___ MATERIAL TO PROCESS
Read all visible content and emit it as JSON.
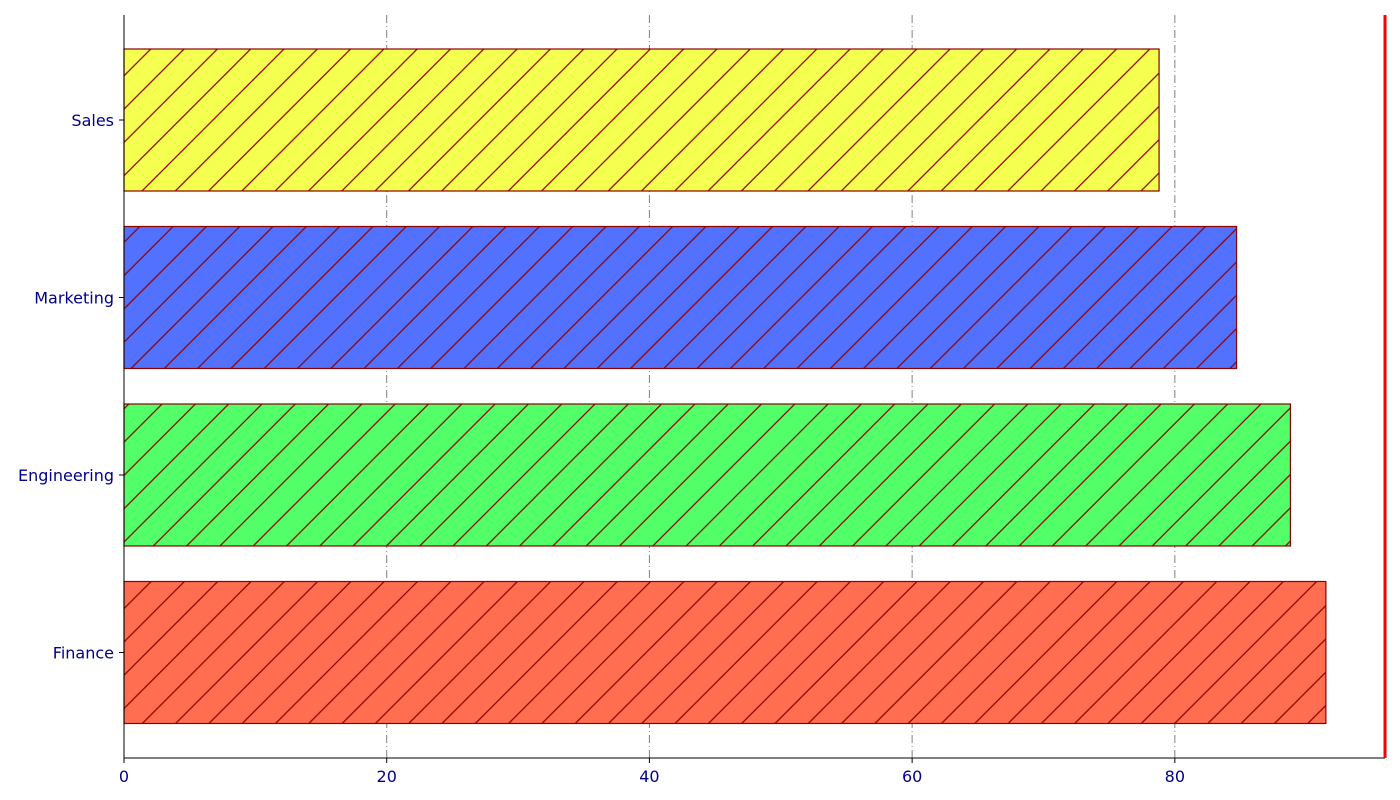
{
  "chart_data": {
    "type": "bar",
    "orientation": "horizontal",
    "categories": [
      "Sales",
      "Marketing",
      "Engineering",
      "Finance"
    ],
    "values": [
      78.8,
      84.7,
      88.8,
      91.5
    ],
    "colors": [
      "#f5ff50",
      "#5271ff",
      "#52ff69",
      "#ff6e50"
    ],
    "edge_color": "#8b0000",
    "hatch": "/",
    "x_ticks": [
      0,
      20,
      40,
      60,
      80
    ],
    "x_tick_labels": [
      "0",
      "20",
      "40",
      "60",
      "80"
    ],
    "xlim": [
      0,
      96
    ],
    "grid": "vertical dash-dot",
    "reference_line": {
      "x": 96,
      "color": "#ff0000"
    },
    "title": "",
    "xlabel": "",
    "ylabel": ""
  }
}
______
- [EXERCISE INSTRUCTIONS]: Your task is an exact transcription of all the data, minus the pictures.

- [FINISHED ANSWER]:
Read all visible content and emit it as JSON.
{
  "chart_data": {
    "type": "bar",
    "orientation": "horizontal",
    "categories": [
      "Sales",
      "Marketing",
      "Engineering",
      "Finance"
    ],
    "values": [
      78.8,
      84.7,
      88.8,
      91.5
    ],
    "colors": [
      "#f5ff50",
      "#5271ff",
      "#52ff69",
      "#ff6e50"
    ],
    "edge_color": "#8b0000",
    "hatch": "/",
    "x_ticks": [
      0,
      20,
      40,
      60,
      80
    ],
    "x_tick_labels": [
      "0",
      "20",
      "40",
      "60",
      "80"
    ],
    "xlim": [
      0,
      96
    ],
    "grid": "vertical dash-dot",
    "reference_line": {
      "x": 96,
      "color": "#ff0000"
    },
    "title": "",
    "xlabel": "",
    "ylabel": ""
  }
}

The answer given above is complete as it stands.